§ Dataset excerpts
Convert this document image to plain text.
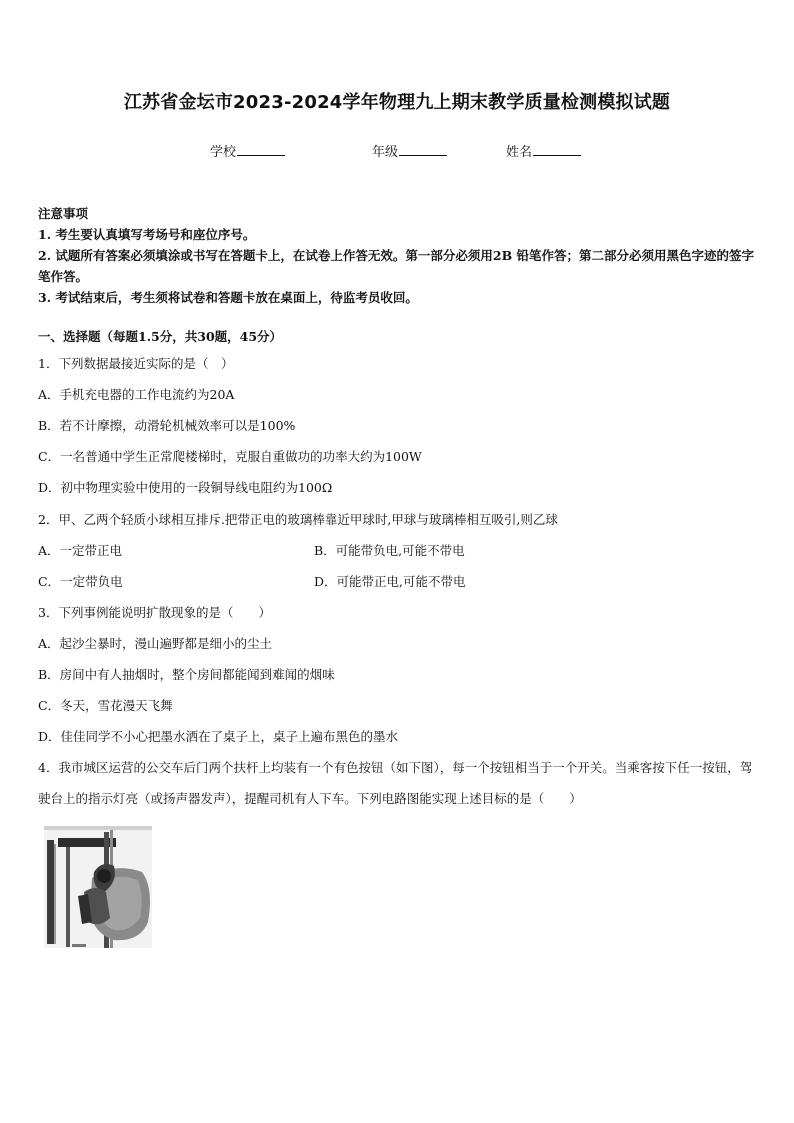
江苏省金坛市2023-2024学年物理九上期末教学质量检测模拟试题
学校	年级	姓名
注意事项
1. 考生要认真填写考场号和座位序号。
2. 试题所有答案必须填涂或书写在答题卡上，在试卷上作答无效。第一部分必须用2B 铅笔作答；第二部分必须用黑色字迹的签字笔作答。
3. 考试结束后，考生须将试卷和答题卡放在桌面上，待监考员收回。
一、选择题（每题1.5分，共30题，45分）
1．下列数据最接近实际的是（　）
A．手机充电器的工作电流约为20A
B．若不计摩擦，动滑轮机械效率可以是100%
C．一名普通中学生正常爬楼梯时，克服自重做功的功率大约为100W
D．初中物理实验中使用的一段铜导线电阻约为100Ω
2．甲、乙两个轻质小球相互排斥.把带正电的玻璃棒靠近甲球时,甲球与玻璃棒相互吸引,则乙球
A．一定带正电	B．可能带负电,可能不带电
C．一定带负电	D．可能带正电,可能不带电
3．下列事例能说明扩散现象的是（　　）
A．起沙尘暴时，漫山遍野都是细小的尘土
B．房间中有人抽烟时，整个房间都能闻到难闻的烟味
C．冬天，雪花漫天飞舞
D．佳佳同学不小心把墨水洒在了桌子上，桌子上遍布黑色的墨水
4．我市城区运营的公交车后门两个扶杆上均装有一个有色按钮（如下图），每一个按钮相当于一个开关。当乘客按下任一按钮，驾驶台上的指示灯亮（或扬声器发声），提醒司机有人下车。下列电路图能实现上述目标的是（　　）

§ What the task requires
Will you set down the records word for word while leaving out every picture?

§ Written response
Convert this document image to plain text.
江苏省金坛市2023-2024学年物理九上期末教学质量检测模拟试题
学校	年级	姓名
注意事项
1. 考生要认真填写考场号和座位序号。
2. 试题所有答案必须填涂或书写在答题卡上，在试卷上作答无效。第一部分必须用2B 铅笔作答；第二部分必须用黑色字迹的签字笔作答。
3. 考试结束后，考生须将试卷和答题卡放在桌面上，待监考员收回。
一、选择题（每题1.5分，共30题，45分）
1．下列数据最接近实际的是（　）
A．手机充电器的工作电流约为20A
B．若不计摩擦，动滑轮机械效率可以是100%
C．一名普通中学生正常爬楼梯时，克服自重做功的功率大约为100W
D．初中物理实验中使用的一段铜导线电阻约为100Ω
2．甲、乙两个轻质小球相互排斥.把带正电的玻璃棒靠近甲球时,甲球与玻璃棒相互吸引,则乙球
A．一定带正电	B．可能带负电,可能不带电
C．一定带负电	D．可能带正电,可能不带电
3．下列事例能说明扩散现象的是（　　）
A．起沙尘暴时，漫山遍野都是细小的尘土
B．房间中有人抽烟时，整个房间都能闻到难闻的烟味
C．冬天，雪花漫天飞舞
D．佳佳同学不小心把墨水洒在了桌子上，桌子上遍布黑色的墨水
4．我市城区运营的公交车后门两个扶杆上均装有一个有色按钮（如下图），每一个按钮相当于一个开关。当乘客按下任一按钮，驾驶台上的指示灯亮（或扬声器发声），提醒司机有人下车。下列电路图能实现上述目标的是（　　）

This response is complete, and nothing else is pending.